== Material shown ==
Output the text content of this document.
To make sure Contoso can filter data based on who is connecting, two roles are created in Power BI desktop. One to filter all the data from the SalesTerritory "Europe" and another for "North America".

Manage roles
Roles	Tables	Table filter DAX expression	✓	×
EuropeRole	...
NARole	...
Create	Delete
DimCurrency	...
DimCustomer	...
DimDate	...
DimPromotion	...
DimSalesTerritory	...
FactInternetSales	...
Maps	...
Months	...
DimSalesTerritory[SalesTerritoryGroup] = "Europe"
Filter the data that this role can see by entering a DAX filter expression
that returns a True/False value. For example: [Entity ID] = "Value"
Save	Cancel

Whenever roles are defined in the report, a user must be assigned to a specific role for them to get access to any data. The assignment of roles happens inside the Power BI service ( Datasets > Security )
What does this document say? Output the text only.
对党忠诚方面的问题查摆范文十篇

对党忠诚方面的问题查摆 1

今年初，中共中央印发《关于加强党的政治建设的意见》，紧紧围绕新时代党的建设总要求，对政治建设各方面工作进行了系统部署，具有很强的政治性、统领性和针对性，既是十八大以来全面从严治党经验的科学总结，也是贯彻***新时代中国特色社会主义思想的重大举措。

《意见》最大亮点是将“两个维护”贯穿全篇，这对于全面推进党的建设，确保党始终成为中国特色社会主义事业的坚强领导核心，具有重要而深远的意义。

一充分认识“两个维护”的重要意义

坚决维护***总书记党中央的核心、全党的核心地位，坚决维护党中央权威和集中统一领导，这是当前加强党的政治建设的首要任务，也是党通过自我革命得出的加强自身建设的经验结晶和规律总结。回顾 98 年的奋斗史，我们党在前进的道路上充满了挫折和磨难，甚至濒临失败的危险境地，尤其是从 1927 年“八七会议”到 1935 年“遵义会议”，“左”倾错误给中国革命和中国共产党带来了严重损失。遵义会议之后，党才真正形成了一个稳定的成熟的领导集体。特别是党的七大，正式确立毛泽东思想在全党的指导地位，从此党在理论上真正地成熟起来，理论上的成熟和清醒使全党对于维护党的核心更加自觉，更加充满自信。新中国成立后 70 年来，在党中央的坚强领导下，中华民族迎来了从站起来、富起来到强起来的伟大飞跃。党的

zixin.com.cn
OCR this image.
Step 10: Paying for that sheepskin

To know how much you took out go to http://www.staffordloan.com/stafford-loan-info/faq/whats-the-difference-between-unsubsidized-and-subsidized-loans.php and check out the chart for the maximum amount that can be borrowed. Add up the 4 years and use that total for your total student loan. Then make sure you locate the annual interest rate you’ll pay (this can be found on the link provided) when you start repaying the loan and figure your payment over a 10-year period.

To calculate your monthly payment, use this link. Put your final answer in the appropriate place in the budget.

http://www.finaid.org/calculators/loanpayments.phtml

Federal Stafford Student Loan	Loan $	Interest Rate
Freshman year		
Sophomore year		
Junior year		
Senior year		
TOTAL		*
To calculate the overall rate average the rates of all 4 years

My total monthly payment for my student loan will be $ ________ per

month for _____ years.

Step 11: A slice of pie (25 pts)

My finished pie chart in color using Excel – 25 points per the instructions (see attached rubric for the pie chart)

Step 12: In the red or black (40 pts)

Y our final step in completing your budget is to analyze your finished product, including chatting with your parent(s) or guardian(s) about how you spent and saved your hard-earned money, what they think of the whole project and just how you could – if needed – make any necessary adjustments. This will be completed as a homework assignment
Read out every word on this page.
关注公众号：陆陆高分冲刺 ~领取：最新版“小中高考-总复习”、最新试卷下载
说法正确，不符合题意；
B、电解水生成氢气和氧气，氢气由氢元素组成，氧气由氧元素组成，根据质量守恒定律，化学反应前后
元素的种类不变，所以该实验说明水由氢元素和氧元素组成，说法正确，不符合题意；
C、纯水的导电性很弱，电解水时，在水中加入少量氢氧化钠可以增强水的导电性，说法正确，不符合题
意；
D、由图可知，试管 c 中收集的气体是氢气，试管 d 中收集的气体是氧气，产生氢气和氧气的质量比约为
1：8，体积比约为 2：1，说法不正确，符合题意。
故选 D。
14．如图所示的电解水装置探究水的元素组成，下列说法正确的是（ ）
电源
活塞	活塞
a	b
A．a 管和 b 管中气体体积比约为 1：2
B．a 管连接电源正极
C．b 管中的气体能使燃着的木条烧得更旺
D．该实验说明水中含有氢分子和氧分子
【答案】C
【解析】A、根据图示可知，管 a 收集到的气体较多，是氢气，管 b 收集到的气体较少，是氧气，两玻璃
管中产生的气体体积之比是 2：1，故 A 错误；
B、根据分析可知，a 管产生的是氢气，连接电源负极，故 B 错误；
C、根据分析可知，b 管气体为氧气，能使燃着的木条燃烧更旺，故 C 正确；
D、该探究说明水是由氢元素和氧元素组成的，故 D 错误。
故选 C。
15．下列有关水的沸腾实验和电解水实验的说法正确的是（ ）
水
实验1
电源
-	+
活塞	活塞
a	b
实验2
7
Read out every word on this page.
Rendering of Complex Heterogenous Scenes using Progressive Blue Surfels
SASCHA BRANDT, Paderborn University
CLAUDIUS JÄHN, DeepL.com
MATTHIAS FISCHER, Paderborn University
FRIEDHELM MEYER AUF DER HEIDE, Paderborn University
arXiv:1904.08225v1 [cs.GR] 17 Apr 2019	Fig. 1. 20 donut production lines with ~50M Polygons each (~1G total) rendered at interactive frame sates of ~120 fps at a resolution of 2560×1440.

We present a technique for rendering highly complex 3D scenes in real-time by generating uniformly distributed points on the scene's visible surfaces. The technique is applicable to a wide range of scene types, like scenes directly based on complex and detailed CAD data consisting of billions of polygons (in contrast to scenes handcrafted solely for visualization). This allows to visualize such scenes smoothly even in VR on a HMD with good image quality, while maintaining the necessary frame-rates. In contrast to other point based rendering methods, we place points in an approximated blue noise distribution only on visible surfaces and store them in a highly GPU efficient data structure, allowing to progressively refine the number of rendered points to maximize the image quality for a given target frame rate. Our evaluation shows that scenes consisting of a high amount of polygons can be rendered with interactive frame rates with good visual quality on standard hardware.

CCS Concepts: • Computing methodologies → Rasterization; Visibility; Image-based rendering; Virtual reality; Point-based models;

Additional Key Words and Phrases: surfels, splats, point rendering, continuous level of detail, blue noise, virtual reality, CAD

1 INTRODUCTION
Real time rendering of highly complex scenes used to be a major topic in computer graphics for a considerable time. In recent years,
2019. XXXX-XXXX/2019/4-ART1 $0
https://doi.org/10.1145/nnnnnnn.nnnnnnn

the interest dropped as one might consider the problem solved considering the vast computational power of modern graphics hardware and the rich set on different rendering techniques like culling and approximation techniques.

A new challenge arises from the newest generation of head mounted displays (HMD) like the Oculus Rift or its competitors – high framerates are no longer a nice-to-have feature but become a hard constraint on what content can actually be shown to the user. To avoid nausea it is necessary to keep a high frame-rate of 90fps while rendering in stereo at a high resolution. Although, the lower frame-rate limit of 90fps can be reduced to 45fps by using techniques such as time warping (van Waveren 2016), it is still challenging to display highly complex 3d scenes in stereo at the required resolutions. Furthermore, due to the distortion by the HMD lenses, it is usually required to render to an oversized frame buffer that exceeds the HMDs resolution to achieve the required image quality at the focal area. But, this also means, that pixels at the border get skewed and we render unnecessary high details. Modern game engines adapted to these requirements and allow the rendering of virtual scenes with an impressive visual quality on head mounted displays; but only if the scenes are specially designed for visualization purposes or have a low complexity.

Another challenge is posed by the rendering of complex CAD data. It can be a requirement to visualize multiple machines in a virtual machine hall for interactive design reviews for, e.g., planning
===
◆ Work required ◆
Transcribe the material above word for word.

◆ The solution ◆
Output the text content of this document.
To make sure Contoso can filter data based on who is connecting, two roles are created in Power BI desktop. One to filter all the data from the SalesTerritory "Europe" and another for "North America".

Manage roles
Roles	Tables	Table filter DAX expression	✓	×
EuropeRole	...
NARole	...
Create	Delete
DimCurrency	...
DimCustomer	...
DimDate	...
DimPromotion	...
DimSalesTerritory	...
FactInternetSales	...
Maps	...
Months	...
DimSalesTerritory[SalesTerritoryGroup] = "Europe"
Filter the data that this role can see by entering a DAX filter expression
that returns a True/False value. For example: [Entity ID] = "Value"
Save	Cancel

Whenever roles are defined in the report, a user must be assigned to a specific role for them to get access to any data. The assignment of roles happens inside the Power BI service ( Datasets > Security )
What does this document say? Output the text only.
对党忠诚方面的问题查摆范文十篇

对党忠诚方面的问题查摆 1

今年初，中共中央印发《关于加强党的政治建设的意见》，紧紧围绕新时代党的建设总要求，对政治建设各方面工作进行了系统部署，具有很强的政治性、统领性和针对性，既是十八大以来全面从严治党经验的科学总结，也是贯彻***新时代中国特色社会主义思想的重大举措。

《意见》最大亮点是将“两个维护”贯穿全篇，这对于全面推进党的建设，确保党始终成为中国特色社会主义事业的坚强领导核心，具有重要而深远的意义。

一充分认识“两个维护”的重要意义

坚决维护***总书记党中央的核心、全党的核心地位，坚决维护党中央权威和集中统一领导，这是当前加强党的政治建设的首要任务，也是党通过自我革命得出的加强自身建设的经验结晶和规律总结。回顾 98 年的奋斗史，我们党在前进的道路上充满了挫折和磨难，甚至濒临失败的危险境地，尤其是从 1927 年“八七会议”到 1935 年“遵义会议”，“左”倾错误给中国革命和中国共产党带来了严重损失。遵义会议之后，党才真正形成了一个稳定的成熟的领导集体。特别是党的七大，正式确立毛泽东思想在全党的指导地位，从此党在理论上真正地成熟起来，理论上的成熟和清醒使全党对于维护党的核心更加自觉，更加充满自信。新中国成立后 70 年来，在党中央的坚强领导下，中华民族迎来了从站起来、富起来到强起来的伟大飞跃。党的

zixin.com.cn
OCR this image.
Step 10: Paying for that sheepskin

To know how much you took out go to http://www.staffordloan.com/stafford-loan-info/faq/whats-the-difference-between-unsubsidized-and-subsidized-loans.php and check out the chart for the maximum amount that can be borrowed. Add up the 4 years and use that total for your total student loan. Then make sure you locate the annual interest rate you’ll pay (this can be found on the link provided) when you start repaying the loan and figure your payment over a 10-year period.

To calculate your monthly payment, use this link. Put your final answer in the appropriate place in the budget.

http://www.finaid.org/calculators/loanpayments.phtml

Federal Stafford Student Loan	Loan $	Interest Rate
Freshman year		
Sophomore year		
Junior year		
Senior year		
TOTAL		*
To calculate the overall rate average the rates of all 4 years

My total monthly payment for my student loan will be $ ________ per

month for _____ years.

Step 11: A slice of pie (25 pts)

My finished pie chart in color using Excel – 25 points per the instructions (see attached rubric for the pie chart)

Step 12: In the red or black (40 pts)

Y our final step in completing your budget is to analyze your finished product, including chatting with your parent(s) or guardian(s) about how you spent and saved your hard-earned money, what they think of the whole project and just how you could – if needed – make any necessary adjustments. This will be completed as a homework assignment
Read out every word on this page.
关注公众号：陆陆高分冲刺 ~领取：最新版“小中高考-总复习”、最新试卷下载
说法正确，不符合题意；
B、电解水生成氢气和氧气，氢气由氢元素组成，氧气由氧元素组成，根据质量守恒定律，化学反应前后
元素的种类不变，所以该实验说明水由氢元素和氧元素组成，说法正确，不符合题意；
C、纯水的导电性很弱，电解水时，在水中加入少量氢氧化钠可以增强水的导电性，说法正确，不符合题
意；
D、由图可知，试管 c 中收集的气体是氢气，试管 d 中收集的气体是氧气，产生氢气和氧气的质量比约为
1：8，体积比约为 2：1，说法不正确，符合题意。
故选 D。
14．如图所示的电解水装置探究水的元素组成，下列说法正确的是（ ）
电源
活塞	活塞
a	b
A．a 管和 b 管中气体体积比约为 1：2
B．a 管连接电源正极
C．b 管中的气体能使燃着的木条烧得更旺
D．该实验说明水中含有氢分子和氧分子
【答案】C
【解析】A、根据图示可知，管 a 收集到的气体较多，是氢气，管 b 收集到的气体较少，是氧气，两玻璃
管中产生的气体体积之比是 2：1，故 A 错误；
B、根据分析可知，a 管产生的是氢气，连接电源负极，故 B 错误；
C、根据分析可知，b 管气体为氧气，能使燃着的木条燃烧更旺，故 C 正确；
D、该探究说明水是由氢元素和氧元素组成的，故 D 错误。
故选 C。
15．下列有关水的沸腾实验和电解水实验的说法正确的是（ ）
水
实验1
电源
-	+
活塞	活塞
a	b
实验2
7
Read out every word on this page.
Rendering of Complex Heterogenous Scenes using Progressive Blue Surfels
SASCHA BRANDT, Paderborn University
CLAUDIUS JÄHN, DeepL.com
MATTHIAS FISCHER, Paderborn University
FRIEDHELM MEYER AUF DER HEIDE, Paderborn University
arXiv:1904.08225v1 [cs.GR] 17 Apr 2019	Fig. 1. 20 donut production lines with ~50M Polygons each (~1G total) rendered at interactive frame sates of ~120 fps at a resolution of 2560×1440.

We present a technique for rendering highly complex 3D scenes in real-time by generating uniformly distributed points on the scene's visible surfaces. The technique is applicable to a wide range of scene types, like scenes directly based on complex and detailed CAD data consisting of billions of polygons (in contrast to scenes handcrafted solely for visualization). This allows to visualize such scenes smoothly even in VR on a HMD with good image quality, while maintaining the necessary frame-rates. In contrast to other point based rendering methods, we place points in an approximated blue noise distribution only on visible surfaces and store them in a highly GPU efficient data structure, allowing to progressively refine the number of rendered points to maximize the image quality for a given target frame rate. Our evaluation shows that scenes consisting of a high amount of polygons can be rendered with interactive frame rates with good visual quality on standard hardware.

CCS Concepts: • Computing methodologies → Rasterization; Visibility; Image-based rendering; Virtual reality; Point-based models;

Additional Key Words and Phrases: surfels, splats, point rendering, continuous level of detail, blue noise, virtual reality, CAD

1 INTRODUCTION
Real time rendering of highly complex scenes used to be a major topic in computer graphics for a considerable time. In recent years,
2019. XXXX-XXXX/2019/4-ART1 $0
https://doi.org/10.1145/nnnnnnn.nnnnnnn

the interest dropped as one might consider the problem solved considering the vast computational power of modern graphics hardware and the rich set on different rendering techniques like culling and approximation techniques.

A new challenge arises from the newest generation of head mounted displays (HMD) like the Oculus Rift or its competitors – high framerates are no longer a nice-to-have feature but become a hard constraint on what content can actually be shown to the user. To avoid nausea it is necessary to keep a high frame-rate of 90fps while rendering in stereo at a high resolution. Although, the lower frame-rate limit of 90fps can be reduced to 45fps by using techniques such as time warping (van Waveren 2016), it is still challenging to display highly complex 3d scenes in stereo at the required resolutions. Furthermore, due to the distortion by the HMD lenses, it is usually required to render to an oversized frame buffer that exceeds the HMDs resolution to achieve the required image quality at the focal area. But, this also means, that pixels at the border get skewed and we render unnecessary high details. Modern game engines adapted to these requirements and allow the rendering of virtual scenes with an impressive visual quality on head mounted displays; but only if the scenes are specially designed for visualization purposes or have a low complexity.

Another challenge is posed by the rendering of complex CAD data. It can be a requirement to visualize multiple machines in a virtual machine hall for interactive design reviews for, e.g., planning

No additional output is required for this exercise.